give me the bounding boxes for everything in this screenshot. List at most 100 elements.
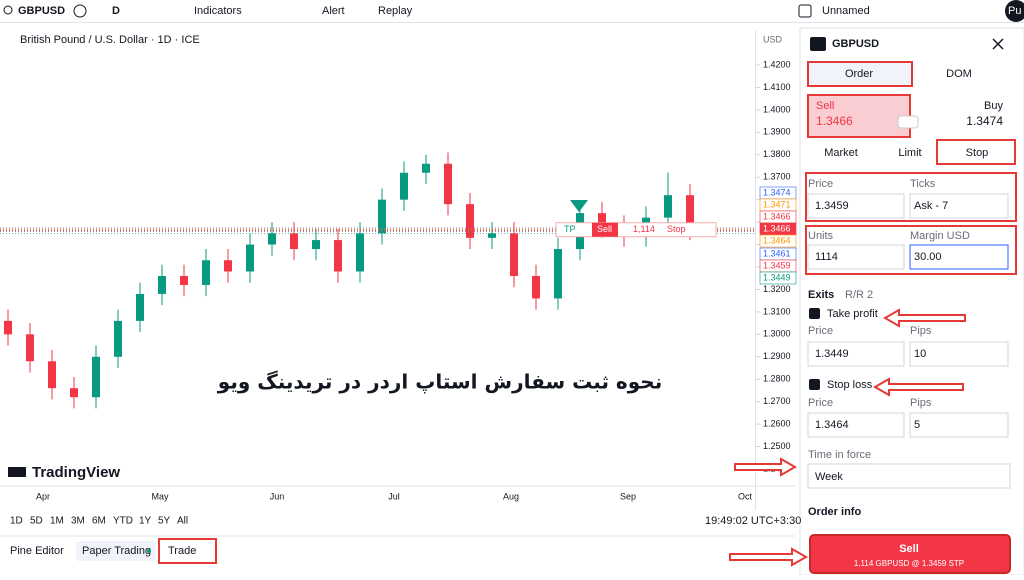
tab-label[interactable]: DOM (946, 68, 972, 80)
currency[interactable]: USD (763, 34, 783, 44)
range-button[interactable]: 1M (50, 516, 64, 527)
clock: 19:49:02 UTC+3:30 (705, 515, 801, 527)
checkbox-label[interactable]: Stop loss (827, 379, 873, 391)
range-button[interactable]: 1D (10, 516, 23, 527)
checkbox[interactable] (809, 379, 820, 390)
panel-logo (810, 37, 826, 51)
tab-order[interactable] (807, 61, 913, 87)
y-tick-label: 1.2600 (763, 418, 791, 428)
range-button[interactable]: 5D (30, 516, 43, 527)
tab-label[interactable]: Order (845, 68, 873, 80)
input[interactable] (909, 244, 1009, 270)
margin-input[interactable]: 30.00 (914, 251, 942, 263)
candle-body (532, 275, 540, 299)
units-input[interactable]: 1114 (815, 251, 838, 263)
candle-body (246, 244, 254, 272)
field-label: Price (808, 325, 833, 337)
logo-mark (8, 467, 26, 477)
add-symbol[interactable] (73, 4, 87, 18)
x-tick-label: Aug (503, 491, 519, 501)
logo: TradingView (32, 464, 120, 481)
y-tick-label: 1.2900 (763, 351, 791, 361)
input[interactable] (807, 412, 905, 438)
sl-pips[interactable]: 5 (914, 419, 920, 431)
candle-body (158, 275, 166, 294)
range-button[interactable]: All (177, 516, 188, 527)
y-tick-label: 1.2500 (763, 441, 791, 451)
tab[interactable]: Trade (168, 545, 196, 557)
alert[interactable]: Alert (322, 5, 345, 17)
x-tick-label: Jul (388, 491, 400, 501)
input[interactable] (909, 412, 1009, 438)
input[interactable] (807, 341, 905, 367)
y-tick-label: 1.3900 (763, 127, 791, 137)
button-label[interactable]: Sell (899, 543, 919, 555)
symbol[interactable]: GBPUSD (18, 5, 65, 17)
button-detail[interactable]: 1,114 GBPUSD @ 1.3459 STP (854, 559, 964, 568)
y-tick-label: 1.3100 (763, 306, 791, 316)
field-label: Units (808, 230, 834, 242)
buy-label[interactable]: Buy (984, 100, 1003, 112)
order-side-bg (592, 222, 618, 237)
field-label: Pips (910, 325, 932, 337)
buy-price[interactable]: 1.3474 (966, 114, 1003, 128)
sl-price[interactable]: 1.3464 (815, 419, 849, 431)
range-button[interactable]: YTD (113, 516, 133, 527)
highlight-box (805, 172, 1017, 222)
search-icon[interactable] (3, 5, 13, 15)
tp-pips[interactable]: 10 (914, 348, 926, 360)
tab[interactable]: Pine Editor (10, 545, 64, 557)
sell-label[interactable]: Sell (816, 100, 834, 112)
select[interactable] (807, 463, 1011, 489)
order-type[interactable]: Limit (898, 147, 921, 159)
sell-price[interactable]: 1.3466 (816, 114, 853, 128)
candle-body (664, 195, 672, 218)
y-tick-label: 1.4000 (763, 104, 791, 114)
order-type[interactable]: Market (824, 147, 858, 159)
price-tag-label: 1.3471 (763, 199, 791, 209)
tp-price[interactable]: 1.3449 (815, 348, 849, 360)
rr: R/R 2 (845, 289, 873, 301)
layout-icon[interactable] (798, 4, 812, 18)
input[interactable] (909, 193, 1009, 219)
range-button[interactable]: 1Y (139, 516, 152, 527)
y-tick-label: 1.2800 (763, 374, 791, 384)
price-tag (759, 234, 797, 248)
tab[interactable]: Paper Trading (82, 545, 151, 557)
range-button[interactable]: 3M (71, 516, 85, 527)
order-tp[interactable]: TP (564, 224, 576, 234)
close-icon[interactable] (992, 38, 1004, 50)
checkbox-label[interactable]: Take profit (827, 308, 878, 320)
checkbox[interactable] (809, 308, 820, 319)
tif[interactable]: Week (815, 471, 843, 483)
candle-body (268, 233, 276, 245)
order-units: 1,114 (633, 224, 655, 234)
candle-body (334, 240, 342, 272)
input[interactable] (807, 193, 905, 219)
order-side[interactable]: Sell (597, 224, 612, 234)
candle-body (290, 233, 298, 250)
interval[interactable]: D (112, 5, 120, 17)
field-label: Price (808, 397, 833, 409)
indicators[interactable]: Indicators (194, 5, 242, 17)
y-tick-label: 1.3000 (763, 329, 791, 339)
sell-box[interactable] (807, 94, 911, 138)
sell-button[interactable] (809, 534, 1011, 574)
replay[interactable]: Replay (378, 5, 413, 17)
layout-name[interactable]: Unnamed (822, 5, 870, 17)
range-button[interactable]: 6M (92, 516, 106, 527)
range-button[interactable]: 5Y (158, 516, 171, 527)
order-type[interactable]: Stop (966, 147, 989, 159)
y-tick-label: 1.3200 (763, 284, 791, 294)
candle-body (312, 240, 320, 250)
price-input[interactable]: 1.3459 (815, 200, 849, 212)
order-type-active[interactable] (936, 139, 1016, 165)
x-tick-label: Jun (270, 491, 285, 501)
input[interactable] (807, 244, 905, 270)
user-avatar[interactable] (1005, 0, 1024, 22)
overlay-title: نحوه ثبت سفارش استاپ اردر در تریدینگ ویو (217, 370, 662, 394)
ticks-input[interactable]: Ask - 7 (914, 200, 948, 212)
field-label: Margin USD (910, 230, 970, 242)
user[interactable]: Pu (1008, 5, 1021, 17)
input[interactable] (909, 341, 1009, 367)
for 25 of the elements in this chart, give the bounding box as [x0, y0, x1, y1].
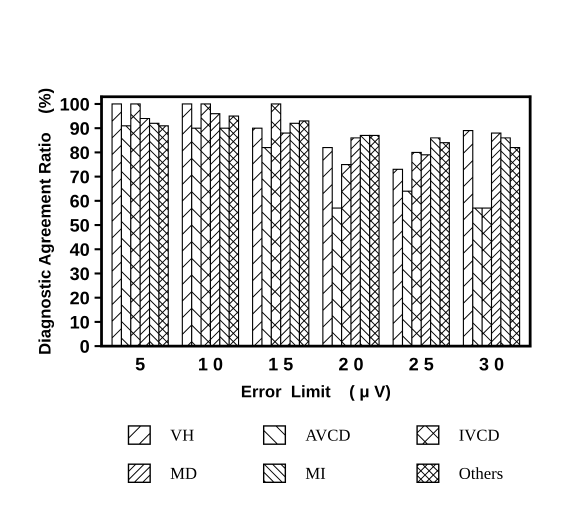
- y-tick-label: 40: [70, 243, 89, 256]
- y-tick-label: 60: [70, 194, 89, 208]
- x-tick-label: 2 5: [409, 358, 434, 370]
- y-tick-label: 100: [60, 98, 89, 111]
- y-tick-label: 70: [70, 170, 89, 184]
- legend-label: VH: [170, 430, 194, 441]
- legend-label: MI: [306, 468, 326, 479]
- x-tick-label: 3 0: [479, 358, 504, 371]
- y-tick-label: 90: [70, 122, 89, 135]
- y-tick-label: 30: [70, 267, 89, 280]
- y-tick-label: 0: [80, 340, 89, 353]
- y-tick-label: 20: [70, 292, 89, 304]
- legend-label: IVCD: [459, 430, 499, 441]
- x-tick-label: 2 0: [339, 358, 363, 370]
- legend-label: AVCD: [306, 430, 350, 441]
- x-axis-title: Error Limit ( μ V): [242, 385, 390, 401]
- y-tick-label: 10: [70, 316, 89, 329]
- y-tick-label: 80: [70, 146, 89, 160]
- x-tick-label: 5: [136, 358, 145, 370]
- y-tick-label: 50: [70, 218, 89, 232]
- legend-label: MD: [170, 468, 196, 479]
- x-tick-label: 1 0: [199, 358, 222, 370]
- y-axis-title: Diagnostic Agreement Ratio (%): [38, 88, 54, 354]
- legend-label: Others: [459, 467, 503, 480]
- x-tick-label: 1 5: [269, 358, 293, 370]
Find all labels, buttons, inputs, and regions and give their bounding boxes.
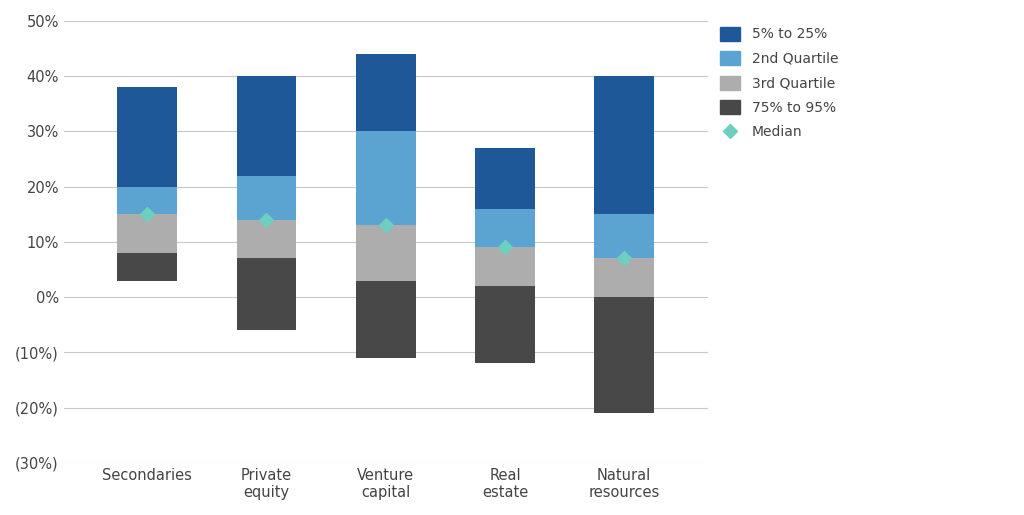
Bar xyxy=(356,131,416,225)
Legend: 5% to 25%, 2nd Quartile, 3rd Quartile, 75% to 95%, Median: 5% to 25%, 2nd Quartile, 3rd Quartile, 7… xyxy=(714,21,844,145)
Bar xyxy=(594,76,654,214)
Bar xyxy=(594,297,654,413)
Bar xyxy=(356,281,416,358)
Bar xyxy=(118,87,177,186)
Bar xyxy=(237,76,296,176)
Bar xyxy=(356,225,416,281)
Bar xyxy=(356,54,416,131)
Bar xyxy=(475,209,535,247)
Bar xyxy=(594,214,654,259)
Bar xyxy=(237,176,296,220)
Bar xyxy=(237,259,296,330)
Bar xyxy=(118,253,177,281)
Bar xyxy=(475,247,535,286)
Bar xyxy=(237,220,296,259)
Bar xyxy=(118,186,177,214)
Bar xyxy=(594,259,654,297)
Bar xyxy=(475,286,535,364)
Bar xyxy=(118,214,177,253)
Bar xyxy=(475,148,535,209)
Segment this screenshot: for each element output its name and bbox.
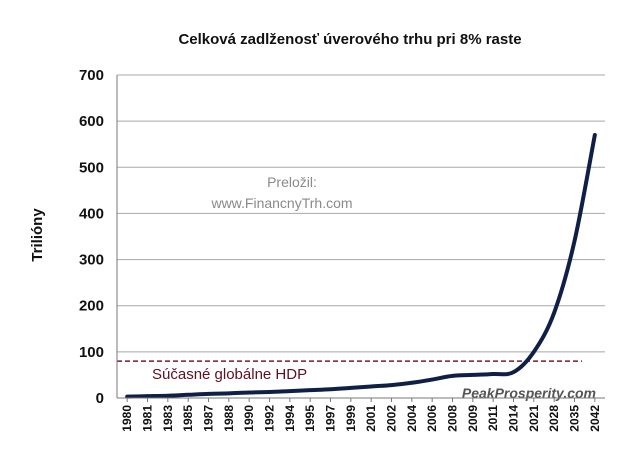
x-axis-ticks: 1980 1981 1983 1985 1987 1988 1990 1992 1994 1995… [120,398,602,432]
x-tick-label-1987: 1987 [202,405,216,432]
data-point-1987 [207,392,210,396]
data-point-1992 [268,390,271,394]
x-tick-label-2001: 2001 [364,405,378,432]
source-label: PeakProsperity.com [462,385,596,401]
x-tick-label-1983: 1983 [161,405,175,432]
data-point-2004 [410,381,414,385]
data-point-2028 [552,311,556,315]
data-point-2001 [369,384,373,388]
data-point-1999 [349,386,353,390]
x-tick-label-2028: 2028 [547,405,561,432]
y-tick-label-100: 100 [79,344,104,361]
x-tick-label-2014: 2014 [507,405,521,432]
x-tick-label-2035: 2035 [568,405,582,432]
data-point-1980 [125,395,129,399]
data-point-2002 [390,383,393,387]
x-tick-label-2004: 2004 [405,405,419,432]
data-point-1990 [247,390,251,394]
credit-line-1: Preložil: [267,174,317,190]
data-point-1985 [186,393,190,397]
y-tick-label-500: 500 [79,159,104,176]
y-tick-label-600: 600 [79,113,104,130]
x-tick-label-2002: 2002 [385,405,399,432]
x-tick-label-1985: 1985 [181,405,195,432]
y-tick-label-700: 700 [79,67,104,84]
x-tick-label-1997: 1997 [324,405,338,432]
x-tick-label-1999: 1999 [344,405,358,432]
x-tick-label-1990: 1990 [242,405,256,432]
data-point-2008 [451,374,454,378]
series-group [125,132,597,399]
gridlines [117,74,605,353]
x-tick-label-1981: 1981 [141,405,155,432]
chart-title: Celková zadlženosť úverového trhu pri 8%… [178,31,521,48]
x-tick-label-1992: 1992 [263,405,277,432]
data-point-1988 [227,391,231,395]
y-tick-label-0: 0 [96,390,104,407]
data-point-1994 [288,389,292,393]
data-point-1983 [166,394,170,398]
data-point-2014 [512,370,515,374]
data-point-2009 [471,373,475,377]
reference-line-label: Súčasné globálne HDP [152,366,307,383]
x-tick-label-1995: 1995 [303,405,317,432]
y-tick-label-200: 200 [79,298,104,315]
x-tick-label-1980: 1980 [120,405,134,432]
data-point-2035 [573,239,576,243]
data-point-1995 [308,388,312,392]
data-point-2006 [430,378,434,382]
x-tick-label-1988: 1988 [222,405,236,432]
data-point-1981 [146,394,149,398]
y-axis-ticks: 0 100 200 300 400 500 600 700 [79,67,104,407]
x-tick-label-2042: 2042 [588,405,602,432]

-------

Copy out the lines word for word, starting at the line that has "x-axis-ticks: 1980 1981" and ending after the line that has "gridlines [117,74,605,353]".

x-axis-ticks: 1980 1981 1983 1985 1987 1988 1990 1992 1994 1995… [120,398,602,432]
x-tick-label-1987: 1987 [202,405,216,432]
data-point-1987 [207,392,210,396]
data-point-1992 [268,390,271,394]
x-tick-label-2001: 2001 [364,405,378,432]
source-label: PeakProsperity.com [462,385,596,401]
x-tick-label-1983: 1983 [161,405,175,432]
data-point-2004 [410,381,414,385]
data-point-2028 [552,311,556,315]
data-point-2001 [369,384,373,388]
data-point-1999 [349,386,353,390]
x-tick-label-2028: 2028 [547,405,561,432]
y-tick-label-100: 100 [79,344,104,361]
x-tick-label-2014: 2014 [507,405,521,432]
x-tick-label-2035: 2035 [568,405,582,432]
data-point-1980 [125,395,129,399]
data-point-2002 [390,383,393,387]
x-tick-label-2004: 2004 [405,405,419,432]
data-point-1990 [247,390,251,394]
credit-line-1: Preložil: [267,174,317,190]
data-point-1985 [186,393,190,397]
y-tick-label-500: 500 [79,159,104,176]
y-tick-label-600: 600 [79,113,104,130]
x-tick-label-2002: 2002 [385,405,399,432]
x-tick-label-1985: 1985 [181,405,195,432]
y-tick-label-700: 700 [79,67,104,84]
x-tick-label-1997: 1997 [324,405,338,432]
x-tick-label-1999: 1999 [344,405,358,432]
x-tick-label-1990: 1990 [242,405,256,432]
data-point-2008 [451,374,454,378]
series-group [125,132,597,399]
gridlines [117,74,605,353]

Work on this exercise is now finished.